Records supplied -
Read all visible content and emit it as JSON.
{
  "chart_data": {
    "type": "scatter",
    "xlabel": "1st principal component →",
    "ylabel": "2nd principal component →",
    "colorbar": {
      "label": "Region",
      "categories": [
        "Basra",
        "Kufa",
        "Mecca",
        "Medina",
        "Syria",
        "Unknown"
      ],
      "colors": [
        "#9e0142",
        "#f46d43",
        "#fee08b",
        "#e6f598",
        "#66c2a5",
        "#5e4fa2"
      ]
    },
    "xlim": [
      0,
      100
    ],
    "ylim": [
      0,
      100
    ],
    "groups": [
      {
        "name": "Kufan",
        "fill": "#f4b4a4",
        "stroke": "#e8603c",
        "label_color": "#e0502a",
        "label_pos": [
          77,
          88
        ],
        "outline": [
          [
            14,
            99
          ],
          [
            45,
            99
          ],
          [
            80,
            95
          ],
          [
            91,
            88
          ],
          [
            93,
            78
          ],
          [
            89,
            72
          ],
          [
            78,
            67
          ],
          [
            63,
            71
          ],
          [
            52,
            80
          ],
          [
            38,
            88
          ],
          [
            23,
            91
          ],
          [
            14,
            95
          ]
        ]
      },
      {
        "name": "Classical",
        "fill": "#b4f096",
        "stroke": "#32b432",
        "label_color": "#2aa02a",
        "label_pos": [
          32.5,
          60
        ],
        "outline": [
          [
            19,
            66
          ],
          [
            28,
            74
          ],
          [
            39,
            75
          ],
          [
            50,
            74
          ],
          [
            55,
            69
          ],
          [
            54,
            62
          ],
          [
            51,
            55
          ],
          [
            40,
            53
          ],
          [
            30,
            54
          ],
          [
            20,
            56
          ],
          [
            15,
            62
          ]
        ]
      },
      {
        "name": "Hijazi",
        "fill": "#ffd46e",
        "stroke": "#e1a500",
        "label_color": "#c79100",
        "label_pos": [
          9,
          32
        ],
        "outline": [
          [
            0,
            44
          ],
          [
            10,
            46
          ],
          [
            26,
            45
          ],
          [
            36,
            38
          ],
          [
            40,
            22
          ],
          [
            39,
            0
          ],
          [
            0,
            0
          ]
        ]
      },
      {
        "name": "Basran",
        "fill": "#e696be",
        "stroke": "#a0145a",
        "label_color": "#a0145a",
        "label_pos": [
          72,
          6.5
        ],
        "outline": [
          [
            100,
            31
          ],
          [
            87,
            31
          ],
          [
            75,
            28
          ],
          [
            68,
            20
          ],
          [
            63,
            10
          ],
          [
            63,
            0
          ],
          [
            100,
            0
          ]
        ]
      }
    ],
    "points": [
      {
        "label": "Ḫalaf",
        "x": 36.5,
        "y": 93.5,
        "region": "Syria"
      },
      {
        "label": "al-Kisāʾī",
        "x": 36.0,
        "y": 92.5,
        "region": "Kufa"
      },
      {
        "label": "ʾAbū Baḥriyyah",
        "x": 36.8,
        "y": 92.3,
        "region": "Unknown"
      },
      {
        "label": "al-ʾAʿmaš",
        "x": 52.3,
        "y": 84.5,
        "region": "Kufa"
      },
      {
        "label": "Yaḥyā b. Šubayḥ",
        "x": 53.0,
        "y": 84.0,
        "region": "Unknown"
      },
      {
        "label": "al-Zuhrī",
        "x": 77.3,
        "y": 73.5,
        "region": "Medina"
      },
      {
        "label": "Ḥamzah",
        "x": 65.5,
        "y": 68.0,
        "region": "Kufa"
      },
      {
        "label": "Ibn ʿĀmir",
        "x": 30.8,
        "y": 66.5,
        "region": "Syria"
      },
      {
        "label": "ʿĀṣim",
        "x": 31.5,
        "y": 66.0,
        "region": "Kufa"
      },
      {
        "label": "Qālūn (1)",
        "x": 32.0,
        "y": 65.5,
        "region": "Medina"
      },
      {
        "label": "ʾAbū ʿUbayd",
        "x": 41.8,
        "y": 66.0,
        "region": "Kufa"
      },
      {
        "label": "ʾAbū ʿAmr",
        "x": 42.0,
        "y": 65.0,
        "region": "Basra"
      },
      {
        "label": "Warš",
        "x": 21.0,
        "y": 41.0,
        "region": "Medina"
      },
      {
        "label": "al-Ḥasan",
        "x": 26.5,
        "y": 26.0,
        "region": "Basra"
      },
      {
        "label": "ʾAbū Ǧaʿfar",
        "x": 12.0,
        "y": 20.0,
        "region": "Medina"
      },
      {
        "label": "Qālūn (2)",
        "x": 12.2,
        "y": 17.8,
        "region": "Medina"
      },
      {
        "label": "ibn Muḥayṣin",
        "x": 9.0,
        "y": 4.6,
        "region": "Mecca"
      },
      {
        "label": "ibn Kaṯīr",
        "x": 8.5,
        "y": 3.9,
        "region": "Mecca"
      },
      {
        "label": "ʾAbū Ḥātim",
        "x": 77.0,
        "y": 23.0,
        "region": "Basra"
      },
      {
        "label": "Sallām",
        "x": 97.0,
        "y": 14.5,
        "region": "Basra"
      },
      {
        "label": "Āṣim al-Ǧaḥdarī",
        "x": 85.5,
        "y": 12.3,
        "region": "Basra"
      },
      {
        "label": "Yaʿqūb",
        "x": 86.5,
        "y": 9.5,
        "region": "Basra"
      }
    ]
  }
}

Work to be completed -
Emit the full listing verbatim.

Solution below -
Read all visible content and emit it as JSON.
{
  "chart_data": {
    "type": "scatter",
    "xlabel": "1st principal component →",
    "ylabel": "2nd principal component →",
    "colorbar": {
      "label": "Region",
      "categories": [
        "Basra",
        "Kufa",
        "Mecca",
        "Medina",
        "Syria",
        "Unknown"
      ],
      "colors": [
        "#9e0142",
        "#f46d43",
        "#fee08b",
        "#e6f598",
        "#66c2a5",
        "#5e4fa2"
      ]
    },
    "xlim": [
      0,
      100
    ],
    "ylim": [
      0,
      100
    ],
    "groups": [
      {
        "name": "Kufan",
        "fill": "#f4b4a4",
        "stroke": "#e8603c",
        "label_color": "#e0502a",
        "label_pos": [
          77,
          88
        ],
        "outline": [
          [
            14,
            99
          ],
          [
            45,
            99
          ],
          [
            80,
            95
          ],
          [
            91,
            88
          ],
          [
            93,
            78
          ],
          [
            89,
            72
          ],
          [
            78,
            67
          ],
          [
            63,
            71
          ],
          [
            52,
            80
          ],
          [
            38,
            88
          ],
          [
            23,
            91
          ],
          [
            14,
            95
          ]
        ]
      },
      {
        "name": "Classical",
        "fill": "#b4f096",
        "stroke": "#32b432",
        "label_color": "#2aa02a",
        "label_pos": [
          32.5,
          60
        ],
        "outline": [
          [
            19,
            66
          ],
          [
            28,
            74
          ],
          [
            39,
            75
          ],
          [
            50,
            74
          ],
          [
            55,
            69
          ],
          [
            54,
            62
          ],
          [
            51,
            55
          ],
          [
            40,
            53
          ],
          [
            30,
            54
          ],
          [
            20,
            56
          ],
          [
            15,
            62
          ]
        ]
      },
      {
        "name": "Hijazi",
        "fill": "#ffd46e",
        "stroke": "#e1a500",
        "label_color": "#c79100",
        "label_pos": [
          9,
          32
        ],
        "outline": [
          [
            0,
            44
          ],
          [
            10,
            46
          ],
          [
            26,
            45
          ],
          [
            36,
            38
          ],
          [
            40,
            22
          ],
          [
            39,
            0
          ],
          [
            0,
            0
          ]
        ]
      },
      {
        "name": "Basran",
        "fill": "#e696be",
        "stroke": "#a0145a",
        "label_color": "#a0145a",
        "label_pos": [
          72,
          6.5
        ],
        "outline": [
          [
            100,
            31
          ],
          [
            87,
            31
          ],
          [
            75,
            28
          ],
          [
            68,
            20
          ],
          [
            63,
            10
          ],
          [
            63,
            0
          ],
          [
            100,
            0
          ]
        ]
      }
    ],
    "points": [
      {
        "label": "Ḫalaf",
        "x": 36.5,
        "y": 93.5,
        "region": "Syria"
      },
      {
        "label": "al-Kisāʾī",
        "x": 36.0,
        "y": 92.5,
        "region": "Kufa"
      },
      {
        "label": "ʾAbū Baḥriyyah",
        "x": 36.8,
        "y": 92.3,
        "region": "Unknown"
      },
      {
        "label": "al-ʾAʿmaš",
        "x": 52.3,
        "y": 84.5,
        "region": "Kufa"
      },
      {
        "label": "Yaḥyā b. Šubayḥ",
        "x": 53.0,
        "y": 84.0,
        "region": "Unknown"
      },
      {
        "label": "al-Zuhrī",
        "x": 77.3,
        "y": 73.5,
        "region": "Medina"
      },
      {
        "label": "Ḥamzah",
        "x": 65.5,
        "y": 68.0,
        "region": "Kufa"
      },
      {
        "label": "Ibn ʿĀmir",
        "x": 30.8,
        "y": 66.5,
        "region": "Syria"
      },
      {
        "label": "ʿĀṣim",
        "x": 31.5,
        "y": 66.0,
        "region": "Kufa"
      },
      {
        "label": "Qālūn (1)",
        "x": 32.0,
        "y": 65.5,
        "region": "Medina"
      },
      {
        "label": "ʾAbū ʿUbayd",
        "x": 41.8,
        "y": 66.0,
        "region": "Kufa"
      },
      {
        "label": "ʾAbū ʿAmr",
        "x": 42.0,
        "y": 65.0,
        "region": "Basra"
      },
      {
        "label": "Warš",
        "x": 21.0,
        "y": 41.0,
        "region": "Medina"
      },
      {
        "label": "al-Ḥasan",
        "x": 26.5,
        "y": 26.0,
        "region": "Basra"
      },
      {
        "label": "ʾAbū Ǧaʿfar",
        "x": 12.0,
        "y": 20.0,
        "region": "Medina"
      },
      {
        "label": "Qālūn (2)",
        "x": 12.2,
        "y": 17.8,
        "region": "Medina"
      },
      {
        "label": "ibn Muḥayṣin",
        "x": 9.0,
        "y": 4.6,
        "region": "Mecca"
      },
      {
        "label": "ibn Kaṯīr",
        "x": 8.5,
        "y": 3.9,
        "region": "Mecca"
      },
      {
        "label": "ʾAbū Ḥātim",
        "x": 77.0,
        "y": 23.0,
        "region": "Basra"
      },
      {
        "label": "Sallām",
        "x": 97.0,
        "y": 14.5,
        "region": "Basra"
      },
      {
        "label": "Āṣim al-Ǧaḥdarī",
        "x": 85.5,
        "y": 12.3,
        "region": "Basra"
      },
      {
        "label": "Yaʿqūb",
        "x": 86.5,
        "y": 9.5,
        "region": "Basra"
      }
    ]
  }
}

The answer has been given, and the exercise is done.